== Supplied entries ==

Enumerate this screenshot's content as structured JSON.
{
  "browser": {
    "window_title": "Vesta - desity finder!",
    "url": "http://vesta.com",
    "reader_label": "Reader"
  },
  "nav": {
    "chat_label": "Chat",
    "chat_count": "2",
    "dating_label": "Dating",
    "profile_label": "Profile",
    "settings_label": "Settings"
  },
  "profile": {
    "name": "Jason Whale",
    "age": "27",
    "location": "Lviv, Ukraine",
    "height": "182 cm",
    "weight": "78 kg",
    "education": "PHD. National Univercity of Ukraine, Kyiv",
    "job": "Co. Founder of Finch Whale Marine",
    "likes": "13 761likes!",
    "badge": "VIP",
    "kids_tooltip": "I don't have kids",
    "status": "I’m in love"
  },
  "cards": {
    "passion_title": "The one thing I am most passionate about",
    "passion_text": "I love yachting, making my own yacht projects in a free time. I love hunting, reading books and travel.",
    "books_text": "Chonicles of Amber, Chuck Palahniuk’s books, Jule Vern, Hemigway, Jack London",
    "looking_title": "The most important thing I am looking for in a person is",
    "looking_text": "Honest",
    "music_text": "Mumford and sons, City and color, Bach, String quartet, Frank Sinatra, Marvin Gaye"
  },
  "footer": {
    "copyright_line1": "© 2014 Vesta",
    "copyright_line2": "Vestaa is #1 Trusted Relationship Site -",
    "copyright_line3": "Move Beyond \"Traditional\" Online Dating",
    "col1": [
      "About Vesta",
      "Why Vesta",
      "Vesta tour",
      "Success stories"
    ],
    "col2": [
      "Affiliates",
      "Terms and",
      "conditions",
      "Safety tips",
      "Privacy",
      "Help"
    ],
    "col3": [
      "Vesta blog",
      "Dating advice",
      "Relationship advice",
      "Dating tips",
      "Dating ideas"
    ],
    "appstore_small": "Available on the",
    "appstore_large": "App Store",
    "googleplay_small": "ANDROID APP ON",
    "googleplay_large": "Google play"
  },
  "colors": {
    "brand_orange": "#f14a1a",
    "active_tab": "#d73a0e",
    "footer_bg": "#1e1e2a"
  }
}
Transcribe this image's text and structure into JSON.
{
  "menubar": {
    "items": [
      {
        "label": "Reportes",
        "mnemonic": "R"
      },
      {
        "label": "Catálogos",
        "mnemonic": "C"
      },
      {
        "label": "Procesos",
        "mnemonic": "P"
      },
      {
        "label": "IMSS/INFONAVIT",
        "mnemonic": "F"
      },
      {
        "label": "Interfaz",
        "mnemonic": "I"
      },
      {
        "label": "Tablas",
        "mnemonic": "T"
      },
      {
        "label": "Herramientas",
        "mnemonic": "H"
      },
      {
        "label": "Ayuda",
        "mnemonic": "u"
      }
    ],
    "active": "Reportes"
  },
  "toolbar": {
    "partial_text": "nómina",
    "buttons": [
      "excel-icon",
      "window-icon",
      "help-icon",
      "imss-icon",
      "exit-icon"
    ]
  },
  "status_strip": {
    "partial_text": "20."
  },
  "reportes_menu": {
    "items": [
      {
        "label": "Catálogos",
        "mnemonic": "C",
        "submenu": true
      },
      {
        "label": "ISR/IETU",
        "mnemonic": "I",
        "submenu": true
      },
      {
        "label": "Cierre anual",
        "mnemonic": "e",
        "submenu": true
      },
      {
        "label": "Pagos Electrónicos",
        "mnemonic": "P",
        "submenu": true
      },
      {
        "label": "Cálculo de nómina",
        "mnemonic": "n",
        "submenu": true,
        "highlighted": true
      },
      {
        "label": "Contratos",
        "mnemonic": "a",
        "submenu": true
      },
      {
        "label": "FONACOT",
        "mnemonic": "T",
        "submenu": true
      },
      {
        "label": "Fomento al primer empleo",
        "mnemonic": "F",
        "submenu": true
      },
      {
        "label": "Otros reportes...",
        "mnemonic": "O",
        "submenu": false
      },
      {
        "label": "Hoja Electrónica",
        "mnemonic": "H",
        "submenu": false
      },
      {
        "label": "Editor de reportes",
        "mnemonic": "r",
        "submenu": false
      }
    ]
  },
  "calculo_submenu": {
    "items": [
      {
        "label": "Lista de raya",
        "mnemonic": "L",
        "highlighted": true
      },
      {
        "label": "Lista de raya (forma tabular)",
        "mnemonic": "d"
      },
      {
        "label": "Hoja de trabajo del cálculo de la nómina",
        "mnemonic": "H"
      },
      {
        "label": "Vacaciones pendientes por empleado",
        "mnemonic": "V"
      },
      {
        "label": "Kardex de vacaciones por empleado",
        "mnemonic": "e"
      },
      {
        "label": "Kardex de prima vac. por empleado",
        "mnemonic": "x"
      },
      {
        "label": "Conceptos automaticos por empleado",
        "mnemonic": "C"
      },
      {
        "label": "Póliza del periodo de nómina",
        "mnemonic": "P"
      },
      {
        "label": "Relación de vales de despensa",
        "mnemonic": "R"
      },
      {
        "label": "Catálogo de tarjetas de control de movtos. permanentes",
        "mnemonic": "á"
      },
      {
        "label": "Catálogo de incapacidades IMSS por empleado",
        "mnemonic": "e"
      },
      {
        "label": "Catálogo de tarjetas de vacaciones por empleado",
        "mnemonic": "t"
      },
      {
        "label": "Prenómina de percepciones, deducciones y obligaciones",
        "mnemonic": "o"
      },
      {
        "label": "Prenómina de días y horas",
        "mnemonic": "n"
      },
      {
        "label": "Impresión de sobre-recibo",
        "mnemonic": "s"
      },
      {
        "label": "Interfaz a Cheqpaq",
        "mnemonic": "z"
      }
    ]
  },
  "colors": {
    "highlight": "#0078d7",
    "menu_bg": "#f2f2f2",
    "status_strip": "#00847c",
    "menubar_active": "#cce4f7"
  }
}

===

Instructions to follow: Extract the complete listing verbatim.

Answer to the exercise:
Enumerate this screenshot's content as structured JSON.
{
  "browser": {
    "window_title": "Vesta - desity finder!",
    "url": "http://vesta.com",
    "reader_label": "Reader"
  },
  "nav": {
    "chat_label": "Chat",
    "chat_count": "2",
    "dating_label": "Dating",
    "profile_label": "Profile",
    "settings_label": "Settings"
  },
  "profile": {
    "name": "Jason Whale",
    "age": "27",
    "location": "Lviv, Ukraine",
    "height": "182 cm",
    "weight": "78 kg",
    "education": "PHD. National Univercity of Ukraine, Kyiv",
    "job": "Co. Founder of Finch Whale Marine",
    "likes": "13 761likes!",
    "badge": "VIP",
    "kids_tooltip": "I don't have kids",
    "status": "I’m in love"
  },
  "cards": {
    "passion_title": "The one thing I am most passionate about",
    "passion_text": "I love yachting, making my own yacht projects in a free time. I love hunting, reading books and travel.",
    "books_text": "Chonicles of Amber, Chuck Palahniuk’s books, Jule Vern, Hemigway, Jack London",
    "looking_title": "The most important thing I am looking for in a person is",
    "looking_text": "Honest",
    "music_text": "Mumford and sons, City and color, Bach, String quartet, Frank Sinatra, Marvin Gaye"
  },
  "footer": {
    "copyright_line1": "© 2014 Vesta",
    "copyright_line2": "Vestaa is #1 Trusted Relationship Site -",
    "copyright_line3": "Move Beyond \"Traditional\" Online Dating",
    "col1": [
      "About Vesta",
      "Why Vesta",
      "Vesta tour",
      "Success stories"
    ],
    "col2": [
      "Affiliates",
      "Terms and",
      "conditions",
      "Safety tips",
      "Privacy",
      "Help"
    ],
    "col3": [
      "Vesta blog",
      "Dating advice",
      "Relationship advice",
      "Dating tips",
      "Dating ideas"
    ],
    "appstore_small": "Available on the",
    "appstore_large": "App Store",
    "googleplay_small": "ANDROID APP ON",
    "googleplay_large": "Google play"
  },
  "colors": {
    "brand_orange": "#f14a1a",
    "active_tab": "#d73a0e",
    "footer_bg": "#1e1e2a"
  }
}
Transcribe this image's text and structure into JSON.
{
  "menubar": {
    "items": [
      {
        "label": "Reportes",
        "mnemonic": "R"
      },
      {
        "label": "Catálogos",
        "mnemonic": "C"
      },
      {
        "label": "Procesos",
        "mnemonic": "P"
      },
      {
        "label": "IMSS/INFONAVIT",
        "mnemonic": "F"
      },
      {
        "label": "Interfaz",
        "mnemonic": "I"
      },
      {
        "label": "Tablas",
        "mnemonic": "T"
      },
      {
        "label": "Herramientas",
        "mnemonic": "H"
      },
      {
        "label": "Ayuda",
        "mnemonic": "u"
      }
    ],
    "active": "Reportes"
  },
  "toolbar": {
    "partial_text": "nómina",
    "buttons": [
      "excel-icon",
      "window-icon",
      "help-icon",
      "imss-icon",
      "exit-icon"
    ]
  },
  "status_strip": {
    "partial_text": "20."
  },
  "reportes_menu": {
    "items": [
      {
        "label": "Catálogos",
        "mnemonic": "C",
        "submenu": true
      },
      {
        "label": "ISR/IETU",
        "mnemonic": "I",
        "submenu": true
      },
      {
        "label": "Cierre anual",
        "mnemonic": "e",
        "submenu": true
      },
      {
        "label": "Pagos Electrónicos",
        "mnemonic": "P",
        "submenu": true
      },
      {
        "label": "Cálculo de nómina",
        "mnemonic": "n",
        "submenu": true,
        "highlighted": true
      },
      {
        "label": "Contratos",
        "mnemonic": "a",
        "submenu": true
      },
      {
        "label": "FONACOT",
        "mnemonic": "T",
        "submenu": true
      },
      {
        "label": "Fomento al primer empleo",
        "mnemonic": "F",
        "submenu": true
      },
      {
        "label": "Otros reportes...",
        "mnemonic": "O",
        "submenu": false
      },
      {
        "label": "Hoja Electrónica",
        "mnemonic": "H",
        "submenu": false
      },
      {
        "label": "Editor de reportes",
        "mnemonic": "r",
        "submenu": false
      }
    ]
  },
  "calculo_submenu": {
    "items": [
      {
        "label": "Lista de raya",
        "mnemonic": "L",
        "highlighted": true
      },
      {
        "label": "Lista de raya (forma tabular)",
        "mnemonic": "d"
      },
      {
        "label": "Hoja de trabajo del cálculo de la nómina",
        "mnemonic": "H"
      },
      {
        "label": "Vacaciones pendientes por empleado",
        "mnemonic": "V"
      },
      {
        "label": "Kardex de vacaciones por empleado",
        "mnemonic": "e"
      },
      {
        "label": "Kardex de prima vac. por empleado",
        "mnemonic": "x"
      },
      {
        "label": "Conceptos automaticos por empleado",
        "mnemonic": "C"
      },
      {
        "label": "Póliza del periodo de nómina",
        "mnemonic": "P"
      },
      {
        "label": "Relación de vales de despensa",
        "mnemonic": "R"
      },
      {
        "label": "Catálogo de tarjetas de control de movtos. permanentes",
        "mnemonic": "á"
      },
      {
        "label": "Catálogo de incapacidades IMSS por empleado",
        "mnemonic": "e"
      },
      {
        "label": "Catálogo de tarjetas de vacaciones por empleado",
        "mnemonic": "t"
      },
      {
        "label": "Prenómina de percepciones, deducciones y obligaciones",
        "mnemonic": "o"
      },
      {
        "label": "Prenómina de días y horas",
        "mnemonic": "n"
      },
      {
        "label": "Impresión de sobre-recibo",
        "mnemonic": "s"
      },
      {
        "label": "Interfaz a Cheqpaq",
        "mnemonic": "z"
      }
    ]
  },
  "colors": {
    "highlight": "#0078d7",
    "menu_bg": "#f2f2f2",
    "status_strip": "#00847c",
    "menubar_active": "#cce4f7"
  }
}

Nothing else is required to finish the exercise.